Work to be completed
According to the contract article on consequences of termination, what must accompany termination of the Agreement?

ARTICLE 11.  CONSEQUENCES OF TERMINATION

11.1    Termination of this Agreement shall be without prejudice to the accrued
        rights and liabilities of the Parties at the date of termination, unless
        waived in writing by the mutual agreement of the Parties.

11.2    Termination of this Agreement shall be accompanied by a notice of intent
        to terminate this Agreement, in writing with stated reasons, provided to
        the other Party hereto.

11.3    If this Agreement is terminated for any of the reasons set forth in
        Article 10, the Party providing notice of termination (the "Terminating
        Party") shall, at its option, have the following rights, in addition to
        any other rights to which it is entitled:

        11.3.1 If an Investor is the Terminating Party, to require the Company
               to purchase, pro rata in accordance with its ratio of
               shareholdings in the Company, all of Investor's Company Shares at
               fair market value;

        11.3.2 If the Company is the Terminating Party, to require the breaching
               Investor to sell all of the breaching Investor's Company shares
               at fair market price to the Company or a person to be designated
               by the Company

        11.3.3 The Investor may cause the Company to remove investor's name or
               names and/or its trademarks or other distinctive designations
               from the name of and from use by the Company. If a Party opts to
               request removal pursuant to this Section 11.3.3, the other
               Parties shall take all steps necessary to remove the name,
               trademark or trade name of or any reference to the party so
               opting, including the Korean language or Korea equivalent of
               such, as appropriate.

Source excerpt
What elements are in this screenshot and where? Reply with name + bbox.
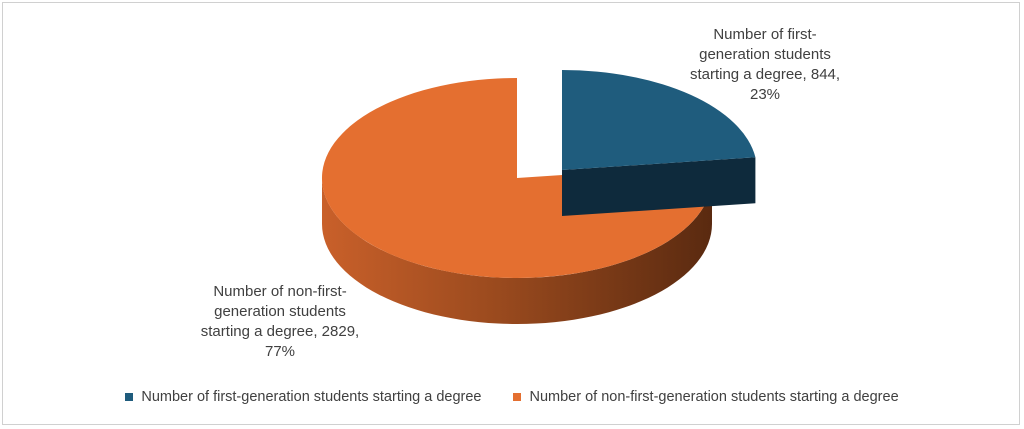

Exercise result
A written notice of intent to terminate the Agreement, with stated reasons, provided to the other Party.